» Exercise goal
Write out all of the lines below, exactly and completely.

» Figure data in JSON
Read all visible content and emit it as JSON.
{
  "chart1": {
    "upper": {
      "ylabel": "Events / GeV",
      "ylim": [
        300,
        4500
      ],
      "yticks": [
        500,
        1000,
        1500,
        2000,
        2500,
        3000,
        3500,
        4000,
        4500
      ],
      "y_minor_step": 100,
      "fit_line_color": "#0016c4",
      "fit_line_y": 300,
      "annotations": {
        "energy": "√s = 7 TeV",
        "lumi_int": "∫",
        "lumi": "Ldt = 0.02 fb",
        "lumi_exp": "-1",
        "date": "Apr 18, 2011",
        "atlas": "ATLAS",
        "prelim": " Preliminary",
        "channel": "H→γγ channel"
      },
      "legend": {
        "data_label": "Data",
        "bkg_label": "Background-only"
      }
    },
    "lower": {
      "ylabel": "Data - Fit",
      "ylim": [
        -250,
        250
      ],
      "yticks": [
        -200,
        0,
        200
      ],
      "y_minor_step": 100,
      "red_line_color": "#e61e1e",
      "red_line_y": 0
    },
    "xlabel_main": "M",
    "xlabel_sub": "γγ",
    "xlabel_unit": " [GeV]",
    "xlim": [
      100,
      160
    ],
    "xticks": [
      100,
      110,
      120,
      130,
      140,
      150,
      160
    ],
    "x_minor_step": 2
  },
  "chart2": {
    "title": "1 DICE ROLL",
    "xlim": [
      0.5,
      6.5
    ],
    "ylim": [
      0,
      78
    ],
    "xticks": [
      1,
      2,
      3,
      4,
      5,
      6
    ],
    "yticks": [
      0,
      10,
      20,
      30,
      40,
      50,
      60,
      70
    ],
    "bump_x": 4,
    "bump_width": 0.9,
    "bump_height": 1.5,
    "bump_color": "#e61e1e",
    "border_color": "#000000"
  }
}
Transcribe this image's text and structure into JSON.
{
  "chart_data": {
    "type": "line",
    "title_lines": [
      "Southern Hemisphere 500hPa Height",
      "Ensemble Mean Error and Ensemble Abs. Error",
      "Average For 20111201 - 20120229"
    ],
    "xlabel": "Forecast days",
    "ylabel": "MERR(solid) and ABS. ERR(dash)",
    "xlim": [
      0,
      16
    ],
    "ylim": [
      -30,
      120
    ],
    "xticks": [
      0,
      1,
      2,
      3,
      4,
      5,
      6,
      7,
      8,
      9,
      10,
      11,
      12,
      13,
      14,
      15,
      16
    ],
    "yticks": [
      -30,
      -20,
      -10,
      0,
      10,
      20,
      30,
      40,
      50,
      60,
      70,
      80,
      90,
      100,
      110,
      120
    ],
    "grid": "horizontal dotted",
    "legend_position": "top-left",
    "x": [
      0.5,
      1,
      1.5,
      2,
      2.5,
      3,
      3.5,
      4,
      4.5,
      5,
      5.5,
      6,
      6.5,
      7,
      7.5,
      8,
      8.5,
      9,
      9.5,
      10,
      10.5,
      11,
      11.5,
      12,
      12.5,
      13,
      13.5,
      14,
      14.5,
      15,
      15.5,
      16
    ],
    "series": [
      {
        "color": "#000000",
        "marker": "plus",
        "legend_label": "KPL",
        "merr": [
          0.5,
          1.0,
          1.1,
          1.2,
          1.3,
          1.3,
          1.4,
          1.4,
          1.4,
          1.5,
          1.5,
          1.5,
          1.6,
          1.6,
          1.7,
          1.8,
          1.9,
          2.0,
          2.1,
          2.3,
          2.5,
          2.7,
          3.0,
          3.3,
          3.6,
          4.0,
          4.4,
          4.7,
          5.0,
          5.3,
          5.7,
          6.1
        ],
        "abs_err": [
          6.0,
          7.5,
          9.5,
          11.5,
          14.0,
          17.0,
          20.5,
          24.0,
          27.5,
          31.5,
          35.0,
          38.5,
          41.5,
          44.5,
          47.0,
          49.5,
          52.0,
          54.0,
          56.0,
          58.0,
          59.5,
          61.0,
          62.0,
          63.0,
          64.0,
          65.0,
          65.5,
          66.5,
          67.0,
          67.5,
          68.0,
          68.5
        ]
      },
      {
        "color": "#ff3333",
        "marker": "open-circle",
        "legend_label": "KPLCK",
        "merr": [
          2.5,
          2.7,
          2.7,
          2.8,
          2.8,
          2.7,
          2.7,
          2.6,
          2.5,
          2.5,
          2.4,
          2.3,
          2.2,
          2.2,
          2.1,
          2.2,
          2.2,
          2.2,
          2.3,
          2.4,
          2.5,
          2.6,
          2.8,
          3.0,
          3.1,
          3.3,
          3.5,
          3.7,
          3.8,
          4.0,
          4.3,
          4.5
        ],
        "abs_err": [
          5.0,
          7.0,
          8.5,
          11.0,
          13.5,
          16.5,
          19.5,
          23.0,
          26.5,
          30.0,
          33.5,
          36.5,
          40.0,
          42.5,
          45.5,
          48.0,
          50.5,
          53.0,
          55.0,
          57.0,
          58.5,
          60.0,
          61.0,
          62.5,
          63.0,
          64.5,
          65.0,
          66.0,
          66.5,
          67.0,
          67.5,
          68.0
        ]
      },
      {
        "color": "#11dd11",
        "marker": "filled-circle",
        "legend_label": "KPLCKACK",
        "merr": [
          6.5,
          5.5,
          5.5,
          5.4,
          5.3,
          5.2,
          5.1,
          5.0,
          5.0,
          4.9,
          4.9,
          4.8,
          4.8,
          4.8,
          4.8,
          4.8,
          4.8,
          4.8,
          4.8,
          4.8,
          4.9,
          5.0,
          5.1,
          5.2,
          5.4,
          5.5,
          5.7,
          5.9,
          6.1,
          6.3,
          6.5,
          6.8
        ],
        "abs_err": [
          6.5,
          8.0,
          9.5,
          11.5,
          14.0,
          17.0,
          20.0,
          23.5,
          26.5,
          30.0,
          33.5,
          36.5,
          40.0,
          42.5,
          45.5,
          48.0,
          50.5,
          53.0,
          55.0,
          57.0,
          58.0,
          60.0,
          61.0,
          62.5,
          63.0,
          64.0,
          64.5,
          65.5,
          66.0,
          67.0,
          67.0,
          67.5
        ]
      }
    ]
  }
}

» Full solution
Read all visible content and emit it as JSON.
{
  "chart1": {
    "upper": {
      "ylabel": "Events / GeV",
      "ylim": [
        300,
        4500
      ],
      "yticks": [
        500,
        1000,
        1500,
        2000,
        2500,
        3000,
        3500,
        4000,
        4500
      ],
      "y_minor_step": 100,
      "fit_line_color": "#0016c4",
      "fit_line_y": 300,
      "annotations": {
        "energy": "√s = 7 TeV",
        "lumi_int": "∫",
        "lumi": "Ldt = 0.02 fb",
        "lumi_exp": "-1",
        "date": "Apr 18, 2011",
        "atlas": "ATLAS",
        "prelim": " Preliminary",
        "channel": "H→γγ channel"
      },
      "legend": {
        "data_label": "Data",
        "bkg_label": "Background-only"
      }
    },
    "lower": {
      "ylabel": "Data - Fit",
      "ylim": [
        -250,
        250
      ],
      "yticks": [
        -200,
        0,
        200
      ],
      "y_minor_step": 100,
      "red_line_color": "#e61e1e",
      "red_line_y": 0
    },
    "xlabel_main": "M",
    "xlabel_sub": "γγ",
    "xlabel_unit": " [GeV]",
    "xlim": [
      100,
      160
    ],
    "xticks": [
      100,
      110,
      120,
      130,
      140,
      150,
      160
    ],
    "x_minor_step": 2
  },
  "chart2": {
    "title": "1 DICE ROLL",
    "xlim": [
      0.5,
      6.5
    ],
    "ylim": [
      0,
      78
    ],
    "xticks": [
      1,
      2,
      3,
      4,
      5,
      6
    ],
    "yticks": [
      0,
      10,
      20,
      30,
      40,
      50,
      60,
      70
    ],
    "bump_x": 4,
    "bump_width": 0.9,
    "bump_height": 1.5,
    "bump_color": "#e61e1e",
    "border_color": "#000000"
  }
}
Transcribe this image's text and structure into JSON.
{
  "chart_data": {
    "type": "line",
    "title_lines": [
      "Southern Hemisphere 500hPa Height",
      "Ensemble Mean Error and Ensemble Abs. Error",
      "Average For 20111201 - 20120229"
    ],
    "xlabel": "Forecast days",
    "ylabel": "MERR(solid) and ABS. ERR(dash)",
    "xlim": [
      0,
      16
    ],
    "ylim": [
      -30,
      120
    ],
    "xticks": [
      0,
      1,
      2,
      3,
      4,
      5,
      6,
      7,
      8,
      9,
      10,
      11,
      12,
      13,
      14,
      15,
      16
    ],
    "yticks": [
      -30,
      -20,
      -10,
      0,
      10,
      20,
      30,
      40,
      50,
      60,
      70,
      80,
      90,
      100,
      110,
      120
    ],
    "grid": "horizontal dotted",
    "legend_position": "top-left",
    "x": [
      0.5,
      1,
      1.5,
      2,
      2.5,
      3,
      3.5,
      4,
      4.5,
      5,
      5.5,
      6,
      6.5,
      7,
      7.5,
      8,
      8.5,
      9,
      9.5,
      10,
      10.5,
      11,
      11.5,
      12,
      12.5,
      13,
      13.5,
      14,
      14.5,
      15,
      15.5,
      16
    ],
    "series": [
      {
        "color": "#000000",
        "marker": "plus",
        "legend_label": "KPL",
        "merr": [
          0.5,
          1.0,
          1.1,
          1.2,
          1.3,
          1.3,
          1.4,
          1.4,
          1.4,
          1.5,
          1.5,
          1.5,
          1.6,
          1.6,
          1.7,
          1.8,
          1.9,
          2.0,
          2.1,
          2.3,
          2.5,
          2.7,
          3.0,
          3.3,
          3.6,
          4.0,
          4.4,
          4.7,
          5.0,
          5.3,
          5.7,
          6.1
        ],
        "abs_err": [
          6.0,
          7.5,
          9.5,
          11.5,
          14.0,
          17.0,
          20.5,
          24.0,
          27.5,
          31.5,
          35.0,
          38.5,
          41.5,
          44.5,
          47.0,
          49.5,
          52.0,
          54.0,
          56.0,
          58.0,
          59.5,
          61.0,
          62.0,
          63.0,
          64.0,
          65.0,
          65.5,
          66.5,
          67.0,
          67.5,
          68.0,
          68.5
        ]
      },
      {
        "color": "#ff3333",
        "marker": "open-circle",
        "legend_label": "KPLCK",
        "merr": [
          2.5,
          2.7,
          2.7,
          2.8,
          2.8,
          2.7,
          2.7,
          2.6,
          2.5,
          2.5,
          2.4,
          2.3,
          2.2,
          2.2,
          2.1,
          2.2,
          2.2,
          2.2,
          2.3,
          2.4,
          2.5,
          2.6,
          2.8,
          3.0,
          3.1,
          3.3,
          3.5,
          3.7,
          3.8,
          4.0,
          4.3,
          4.5
        ],
        "abs_err": [
          5.0,
          7.0,
          8.5,
          11.0,
          13.5,
          16.5,
          19.5,
          23.0,
          26.5,
          30.0,
          33.5,
          36.5,
          40.0,
          42.5,
          45.5,
          48.0,
          50.5,
          53.0,
          55.0,
          57.0,
          58.5,
          60.0,
          61.0,
          62.5,
          63.0,
          64.5,
          65.0,
          66.0,
          66.5,
          67.0,
          67.5,
          68.0
        ]
      },
      {
        "color": "#11dd11",
        "marker": "filled-circle",
        "legend_label": "KPLCKACK",
        "merr": [
          6.5,
          5.5,
          5.5,
          5.4,
          5.3,
          5.2,
          5.1,
          5.0,
          5.0,
          4.9,
          4.9,
          4.8,
          4.8,
          4.8,
          4.8,
          4.8,
          4.8,
          4.8,
          4.8,
          4.8,
          4.9,
          5.0,
          5.1,
          5.2,
          5.4,
          5.5,
          5.7,
          5.9,
          6.1,
          6.3,
          6.5,
          6.8
        ],
        "abs_err": [
          6.5,
          8.0,
          9.5,
          11.5,
          14.0,
          17.0,
          20.0,
          23.5,
          26.5,
          30.0,
          33.5,
          36.5,
          40.0,
          42.5,
          45.5,
          48.0,
          50.5,
          53.0,
          55.0,
          57.0,
          58.0,
          60.0,
          61.0,
          62.5,
          63.0,
          64.0,
          64.5,
          65.5,
          66.0,
          67.0,
          67.0,
          67.5
        ]
      }
    ]
  }
}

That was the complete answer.